• [Objective]:
Gather all lines in the records below that include the word "doing".

• [Given data]:
>>>

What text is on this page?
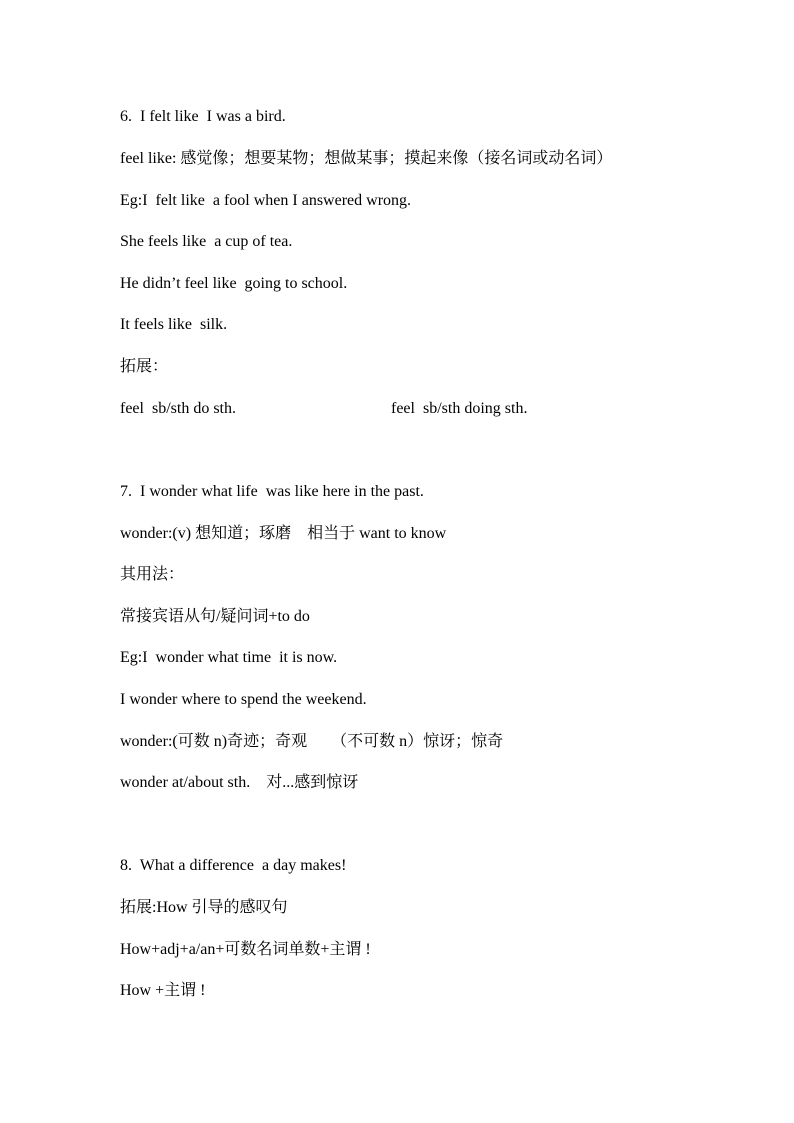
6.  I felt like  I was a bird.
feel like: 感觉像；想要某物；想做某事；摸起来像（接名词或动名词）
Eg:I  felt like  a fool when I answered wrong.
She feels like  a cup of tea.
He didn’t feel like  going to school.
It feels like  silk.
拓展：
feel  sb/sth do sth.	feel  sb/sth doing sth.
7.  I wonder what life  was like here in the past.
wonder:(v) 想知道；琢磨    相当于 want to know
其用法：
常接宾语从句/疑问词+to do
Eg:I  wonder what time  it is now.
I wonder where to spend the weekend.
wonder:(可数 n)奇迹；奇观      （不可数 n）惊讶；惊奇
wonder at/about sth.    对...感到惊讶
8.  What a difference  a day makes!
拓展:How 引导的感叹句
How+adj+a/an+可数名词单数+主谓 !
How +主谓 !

<<<
>>>

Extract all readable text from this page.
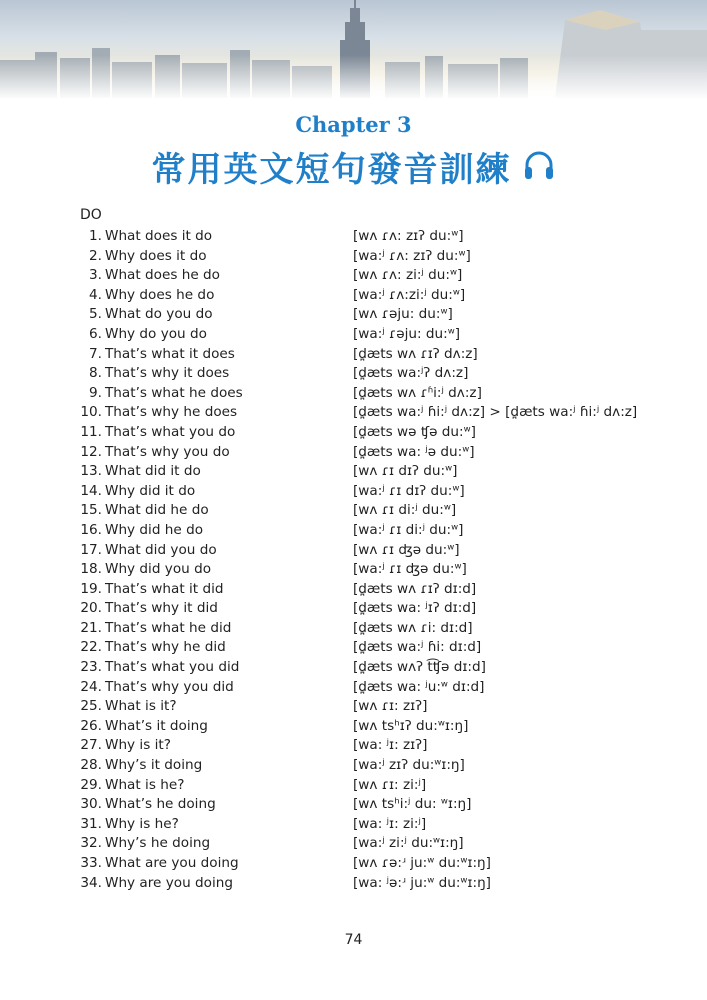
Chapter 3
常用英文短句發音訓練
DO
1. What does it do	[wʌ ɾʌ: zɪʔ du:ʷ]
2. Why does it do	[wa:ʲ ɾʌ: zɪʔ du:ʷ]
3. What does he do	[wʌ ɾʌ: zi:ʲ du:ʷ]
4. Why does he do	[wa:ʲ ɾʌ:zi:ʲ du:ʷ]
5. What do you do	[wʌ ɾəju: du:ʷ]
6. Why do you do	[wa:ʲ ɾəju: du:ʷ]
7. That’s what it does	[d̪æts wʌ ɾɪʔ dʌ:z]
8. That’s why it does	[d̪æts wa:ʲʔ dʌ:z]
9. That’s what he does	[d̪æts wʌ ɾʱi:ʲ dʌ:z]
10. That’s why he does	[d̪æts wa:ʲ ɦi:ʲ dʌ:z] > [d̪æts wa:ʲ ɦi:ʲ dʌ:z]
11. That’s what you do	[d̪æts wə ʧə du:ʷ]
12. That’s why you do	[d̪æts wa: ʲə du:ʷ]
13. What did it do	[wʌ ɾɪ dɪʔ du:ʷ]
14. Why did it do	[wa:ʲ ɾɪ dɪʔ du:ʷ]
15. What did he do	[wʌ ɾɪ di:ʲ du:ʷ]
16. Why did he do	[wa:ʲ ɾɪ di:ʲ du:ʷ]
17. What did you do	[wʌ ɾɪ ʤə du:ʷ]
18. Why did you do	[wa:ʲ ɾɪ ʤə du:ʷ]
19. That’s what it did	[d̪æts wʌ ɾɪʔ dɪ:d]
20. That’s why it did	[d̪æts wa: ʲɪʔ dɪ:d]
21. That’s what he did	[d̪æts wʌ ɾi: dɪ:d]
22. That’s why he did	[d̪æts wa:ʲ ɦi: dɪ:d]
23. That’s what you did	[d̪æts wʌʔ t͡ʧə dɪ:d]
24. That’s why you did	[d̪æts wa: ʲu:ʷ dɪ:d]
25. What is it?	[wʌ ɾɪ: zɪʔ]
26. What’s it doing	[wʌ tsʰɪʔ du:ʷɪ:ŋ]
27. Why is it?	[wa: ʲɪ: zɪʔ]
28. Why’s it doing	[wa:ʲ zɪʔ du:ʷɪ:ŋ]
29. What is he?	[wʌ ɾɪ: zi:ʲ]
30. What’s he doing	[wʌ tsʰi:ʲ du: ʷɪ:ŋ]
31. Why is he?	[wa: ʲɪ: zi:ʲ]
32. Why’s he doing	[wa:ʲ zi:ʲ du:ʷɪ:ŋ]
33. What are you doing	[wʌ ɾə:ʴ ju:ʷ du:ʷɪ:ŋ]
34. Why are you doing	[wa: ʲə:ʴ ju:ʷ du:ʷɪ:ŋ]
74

<<<
>>>

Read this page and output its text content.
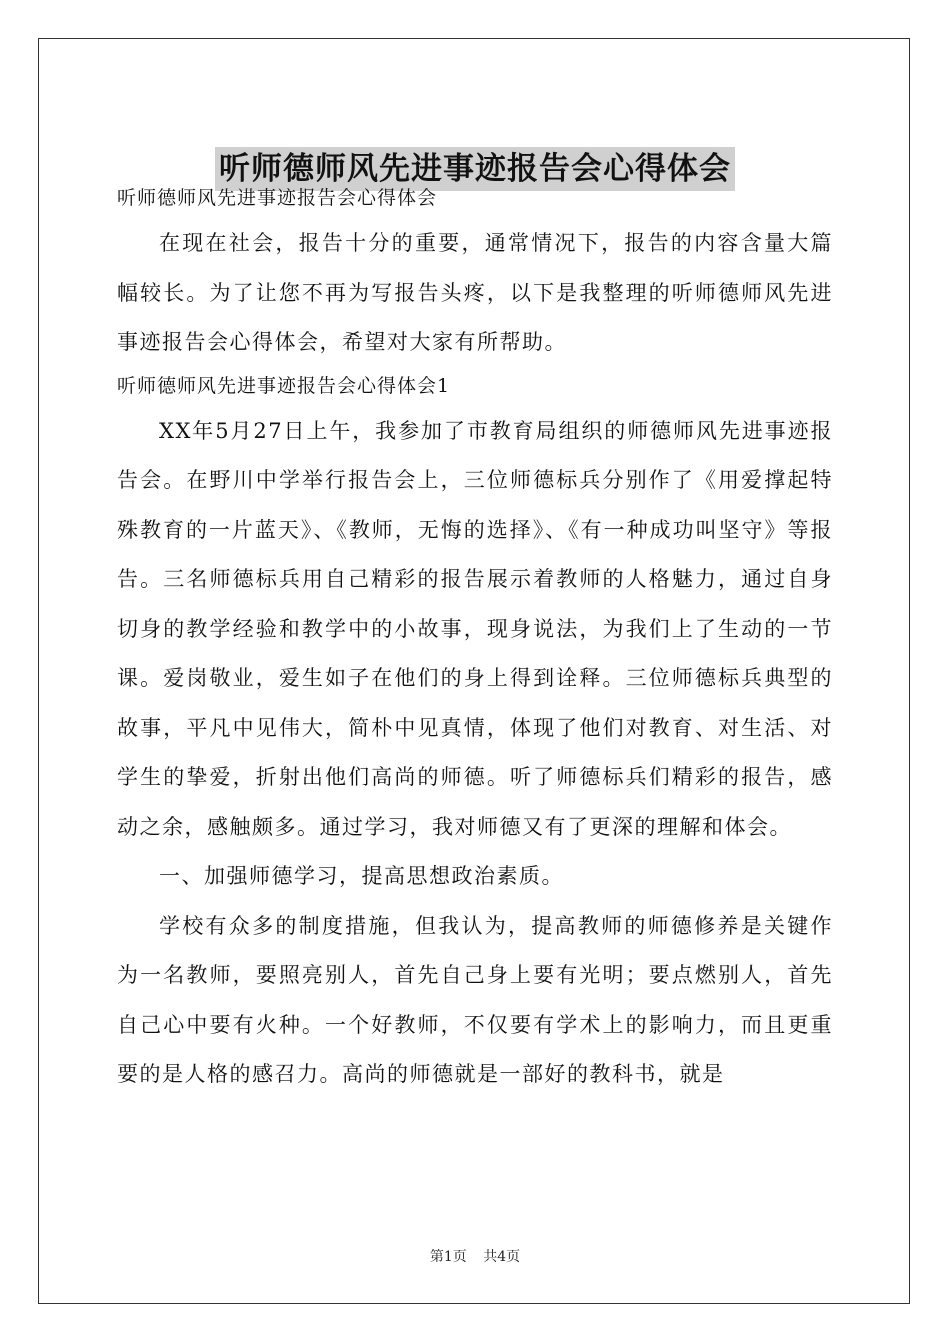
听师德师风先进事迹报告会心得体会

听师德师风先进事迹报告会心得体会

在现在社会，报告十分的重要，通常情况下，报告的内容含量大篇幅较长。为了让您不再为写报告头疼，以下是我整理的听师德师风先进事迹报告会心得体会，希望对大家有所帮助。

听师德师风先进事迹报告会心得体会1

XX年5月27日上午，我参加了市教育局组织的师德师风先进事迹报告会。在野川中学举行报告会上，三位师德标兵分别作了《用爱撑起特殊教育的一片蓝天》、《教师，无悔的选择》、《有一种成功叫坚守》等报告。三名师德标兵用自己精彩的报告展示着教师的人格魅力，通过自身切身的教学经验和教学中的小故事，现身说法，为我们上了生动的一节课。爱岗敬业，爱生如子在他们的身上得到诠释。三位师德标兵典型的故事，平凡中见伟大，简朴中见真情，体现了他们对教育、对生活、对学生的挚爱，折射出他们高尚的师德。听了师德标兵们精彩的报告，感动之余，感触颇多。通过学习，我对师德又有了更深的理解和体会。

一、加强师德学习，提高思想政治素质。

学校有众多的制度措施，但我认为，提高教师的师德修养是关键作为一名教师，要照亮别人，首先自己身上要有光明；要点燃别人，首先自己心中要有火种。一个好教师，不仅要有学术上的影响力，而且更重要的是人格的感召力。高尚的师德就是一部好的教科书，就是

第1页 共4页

<<<

• [Solution to the exercise]:
feel  sb/sth do sth.	feel  sb/sth doing sth.
26. What’s it doing	[wʌ tsʰɪʔ du:ʷɪ:ŋ]
28. Why’s it doing	[wa:ʲ zɪʔ du:ʷɪ:ŋ]
30. What’s he doing	[wʌ tsʰi:ʲ du: ʷɪ:ŋ]
32. Why’s he doing	[wa:ʲ zi:ʲ du:ʷɪ:ŋ]
33. What are you doing	[wʌ ɾə:ʴ ju:ʷ du:ʷɪ:ŋ]
34. Why are you doing	[wa: ʲə:ʴ ju:ʷ du:ʷɪ:ŋ]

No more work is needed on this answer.